◆ INSTRUCTIONS TO FOLLOW:
Summarize the page text in two sentences.

◆ PAGE TEXT:

★ ★ ★ ★

--Easter Eve
in the Kremlin--Curious Custom--Anecdote of the Emperor
Nicholas--Domiciliary Visits of the Iberian Madonna--The Streets of
Moscow--Recent Changes in the Character of the City--Vulgar Conception
of the Slavophils--Opinion Founded on Personal Acquaintance--Slavophil
Sentiment a Century Ago--Origin and Development of the Slavophil
Doctrine--Slavophilism Essentially Muscovite--The Panslavist
Element--The Slavophils and the Emancipation.
In the last chapter, as in many of the preceding ones, the reader must
have observed that at one moment there was a sudden break, almost
a solution of continuity, in Russian national life. The Tsardom of
Muscovy, with its ancient Oriental costumes and Byzantine traditions,
unexpectedly disappears, and the Russian Empire, clad in modern garb
and animated with the spirit of modern progress, steps forward uninvited
into European history. Of the older civilisation, if civilisation it can
be called, very little survived the political transformation, and that
little is generally supposed to hover ghostlike around Kief and Moscow.

★ ★ ★ ★

Records from a data source:
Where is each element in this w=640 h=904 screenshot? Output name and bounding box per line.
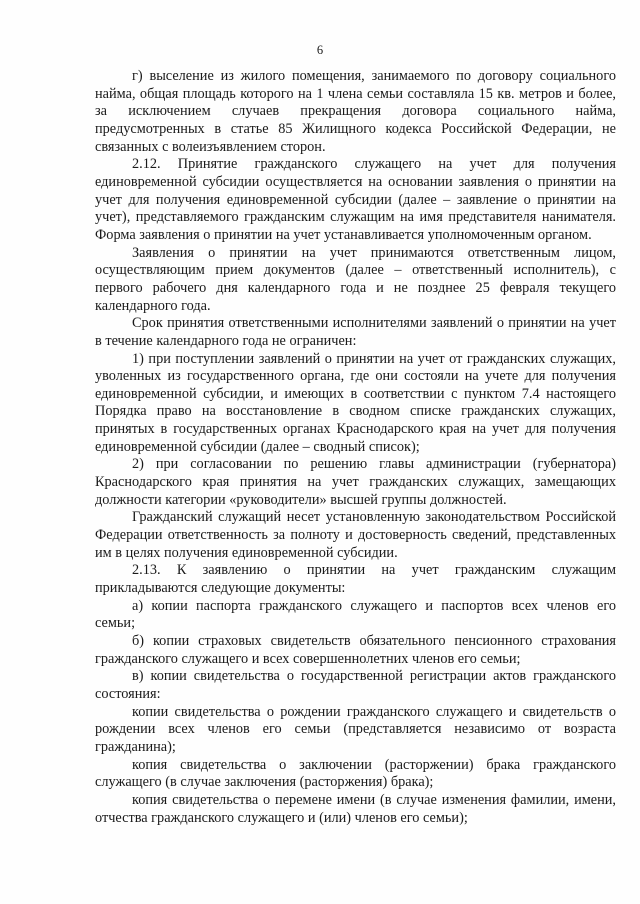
paragraph-marriage-certificate: копия свидетельства о заключении (расторжении) брака гражданского служащего (в случае заключения (расторжения) брака);: [95, 756, 616, 791]
paragraph-case-2: 2) при согласовании по решению главы администрации (губернатора) Краснодарского края принятия на учет гражданских служащих, замещающих должности категории «руководители» высшей группы должностей.: [95, 456, 616, 508]
paragraph-name-change-certificate: копия свидетельства о перемене имени (в случае изменения фамилии, имени, отчества гражданского служащего и (или) членов его семьи);: [95, 791, 616, 826]
paragraph-application-acceptance: Заявления о принятии на учет принимаются ответственным лицом, осуществляющим прием документов (далее – ответственный исполнитель), с первого рабочего дня календарного года и не позднее 25 февраля текущего календарного года.: [95, 244, 616, 314]
paragraph-acceptance-term: Срок принятия ответственными исполнителями заявлений о принятии на учет в течение календарного года не ограничен:: [95, 315, 616, 349]
paragraph-birth-certificates: копии свидетельства о рождении гражданского служащего и свидетельств о рождении всех членов его семьи (представляется независимо от возраста гражданина);: [95, 703, 616, 755]
paragraph-case-1: 1) при поступлении заявлений о принятии на учет от гражданских служащих, уволенных из государственного органа, где они состояли на учете для получения единовременной субсидии, и имеющих в соответствии с пунктом 7.4 настоящего Порядка право на восстановление в сводном списке гражданских служащих, принятых в государственных органах Краснодарского края на учет для получения единовременной субсидии (далее – сводный список);: [95, 350, 616, 455]
paragraph-item-b: б) копии страховых свидетельств обязательного пенсионного страхования гражданского служащего и всех совершеннолетних членов его семьи;: [95, 633, 616, 667]
paragraph-item-a: а) копии паспорта гражданского служащего и паспортов всех членов его семьи;: [95, 597, 616, 632]
paragraph-item-v: в) копии свидетельства о государственной регистрации актов гражданского состояния:: [95, 668, 616, 702]
paragraph-responsibility: Гражданский служащий несет установленную законодательством Российской Федерации ответственность за полноту и достоверность сведений, представленных им в целях получения единовременной субсидии.: [95, 509, 616, 561]
document-body: [95, 68, 616, 827]
paragraph-2-12: 2.12. Принятие гражданского служащего на учет для получения единовременной субсидии осуществляется на основании заявления о принятии на учет для получения единовременной субсидии (далее – заявление о принятии на учет), представляемого гражданским служащим на имя представителя нанимателя. Форма заявления о принятии на учет устанавливается уполномоченным органом.: [95, 156, 616, 243]
page-number: 6: [316, 43, 324, 57]
paragraph-2-13: 2.13. К заявлению о принятии на учет гражданским служащим прикладываются следующие документы:: [95, 562, 616, 597]
paragraph-housing-eviction: г) выселение из жилого помещения, занимаемого по договору социального найма, общая площадь которого на 1 члена семьи составляла 15 кв. метров и более, за исключением случаев прекращения договора социального найма, предусмотренных в статье 85 Жилищного кодекса Российской Федерации, не связанных с волеизъявлением сторон.: [95, 68, 616, 155]
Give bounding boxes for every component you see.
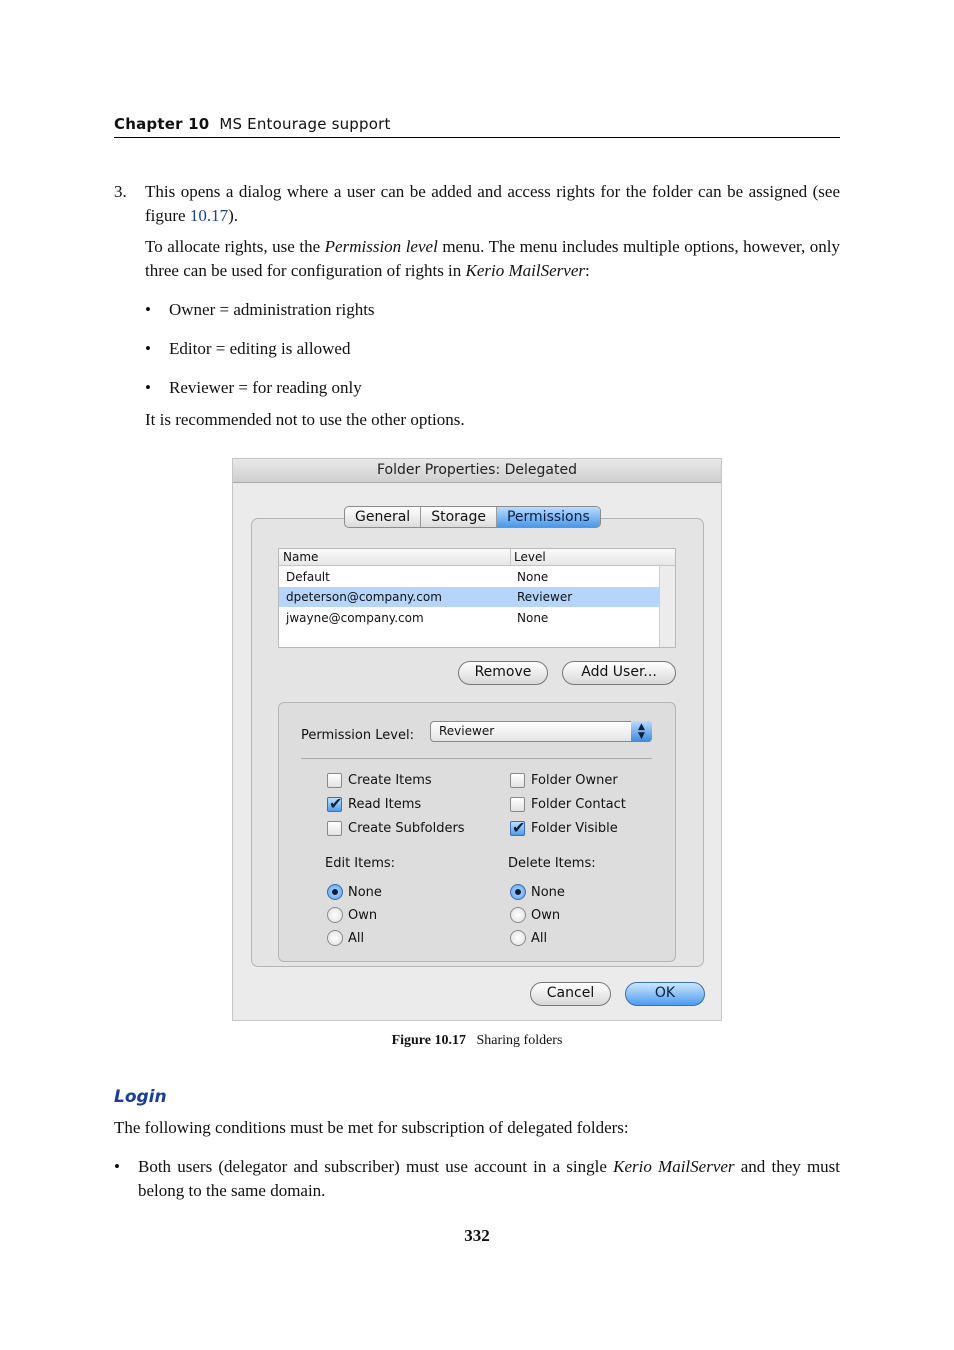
updown-arrows-icon: ▲ ▼	[631, 721, 652, 742]
kerio-mailserver-emphasis: Kerio MailServer	[465, 261, 585, 280]
step-number: 3.	[114, 182, 127, 201]
rights-text-2: menu. The menu includes multiple options, however, only three can be used for configuration of rights in	[145, 237, 840, 280]
permission-level-emphasis: Permission level	[324, 237, 438, 256]
delete-own-radio[interactable]	[510, 907, 526, 923]
ok-button[interactable]: OK	[625, 982, 705, 1006]
login-condition-bullet	[138, 1155, 840, 1203]
kerio-mailserver-emphasis: Kerio MailServer	[613, 1157, 735, 1176]
user-permission-list[interactable]	[278, 548, 676, 648]
edit-none-label: None	[348, 885, 382, 900]
folder-contact-checkbox[interactable]	[510, 797, 525, 812]
step-text: This opens a dialog where a user can be added and access rights for the folder can be assigned (see figure	[145, 182, 840, 225]
column-divider	[510, 549, 511, 566]
list-row-selected[interactable]	[279, 587, 659, 607]
column-header-level[interactable]: Level	[514, 550, 546, 564]
user-level: None	[517, 570, 549, 584]
running-header	[114, 115, 840, 133]
edit-all-label: All	[348, 931, 365, 946]
rights-text-3: :	[585, 261, 590, 280]
role-editor: Editor = editing is allowed	[169, 339, 351, 358]
edit-all-radio[interactable]	[327, 930, 343, 946]
section-heading-login: Login	[114, 1087, 167, 1107]
step-text-end: ).	[228, 206, 239, 225]
delete-all-radio[interactable]	[510, 930, 526, 946]
step-paragraph	[145, 180, 840, 228]
delete-all-label: All	[531, 931, 548, 946]
rights-text-1: To allocate rights, use the	[145, 237, 325, 256]
user-name: jwayne@company.com	[286, 611, 424, 625]
folder-owner-label: Folder Owner	[531, 773, 618, 788]
column-header-name[interactable]: Name	[283, 550, 319, 564]
list-row[interactable]	[279, 567, 659, 587]
permission-level-select[interactable]	[430, 721, 652, 742]
chapter-title: MS Entourage support	[219, 115, 391, 133]
list-scrollbar[interactable]	[659, 566, 675, 647]
figure-label: Figure 10.17	[391, 1033, 466, 1048]
folder-visible-label: Folder Visible	[531, 821, 618, 836]
header-rule	[114, 137, 840, 138]
role-reviewer: Reviewer = for reading only	[169, 378, 362, 397]
role-owner: Owner = administration rights	[169, 300, 375, 319]
tab-storage[interactable]: Storage	[421, 507, 497, 527]
delete-items-label: Delete Items:	[508, 856, 596, 871]
remove-button[interactable]: Remove	[458, 661, 548, 685]
figure-caption	[0, 1033, 954, 1049]
folder-contact-label: Folder Contact	[531, 797, 626, 812]
edit-own-label: Own	[348, 908, 378, 923]
create-items-label: Create Items	[348, 773, 432, 788]
edit-items-label: Edit Items:	[325, 856, 396, 871]
create-subfolders-label: Create Subfolders	[348, 821, 465, 836]
edit-none-radio[interactable]	[327, 884, 343, 900]
figure-reference-link[interactable]: 10.17	[189, 206, 229, 225]
condition-text-2: and they must belong to the same domain.	[138, 1157, 841, 1200]
folder-owner-checkbox[interactable]	[510, 773, 525, 788]
user-name: Default	[286, 570, 330, 584]
add-user-button[interactable]: Add User...	[562, 661, 676, 685]
create-subfolders-checkbox[interactable]	[327, 821, 342, 836]
edit-own-radio[interactable]	[327, 907, 343, 923]
user-level: Reviewer	[517, 590, 573, 604]
folder-visible-checkbox[interactable]	[510, 821, 525, 836]
permission-level-value: Reviewer	[439, 724, 495, 738]
delete-none-label: None	[531, 885, 565, 900]
read-items-checkbox[interactable]	[327, 797, 342, 812]
bullet-dot: •	[145, 300, 151, 319]
rights-paragraph	[145, 235, 840, 283]
list-row[interactable]	[279, 608, 659, 628]
user-level: None	[517, 611, 549, 625]
create-items-checkbox[interactable]	[327, 773, 342, 788]
read-items-label: Read Items	[348, 797, 422, 812]
tab-general[interactable]: General	[345, 507, 421, 527]
permissions-group	[278, 702, 676, 962]
chapter-label: Chapter 10	[114, 115, 210, 133]
bullet-dot: •	[145, 378, 151, 397]
tab-bar	[344, 506, 601, 528]
separator	[301, 758, 652, 759]
figure-caption-text: Sharing folders	[476, 1033, 563, 1048]
dialog-title: Folder Properties: Delegated	[233, 459, 721, 483]
page-number: 332	[464, 1226, 490, 1245]
recommendation-text: It is recommended not to use the other options.	[145, 410, 465, 429]
delete-none-radio[interactable]	[510, 884, 526, 900]
cancel-button[interactable]: Cancel	[530, 982, 611, 1006]
list-header	[279, 549, 675, 566]
delete-own-label: Own	[531, 908, 561, 923]
condition-text-1: Both users (delegator and subscriber) must use account in a single	[138, 1157, 614, 1176]
user-name: dpeterson@company.com	[286, 590, 442, 604]
tab-permissions[interactable]: Permissions	[497, 507, 600, 527]
login-intro: The following conditions must be met for subscription of delegated folders:	[114, 1118, 629, 1137]
permission-level-label: Permission Level:	[301, 728, 414, 743]
folder-properties-dialog	[232, 458, 722, 1021]
bullet-dot: •	[145, 339, 151, 358]
bullet-dot: •	[114, 1157, 120, 1176]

★ ★ ★ ★

◆ TASK RESULT:
The text opens with a list of topics that includes Easter Eve in the Kremlin, the streets of Moscow, and the origin and development of the Slavophil doctrine. It then describes a sudden break in Russian national life, when the Tsardom of Muscovy gave way to a modern Russian Empire that stepped into European history, and it says that very little of the older civilization survived, that little being generally supposed to linger around Kief and Moscow.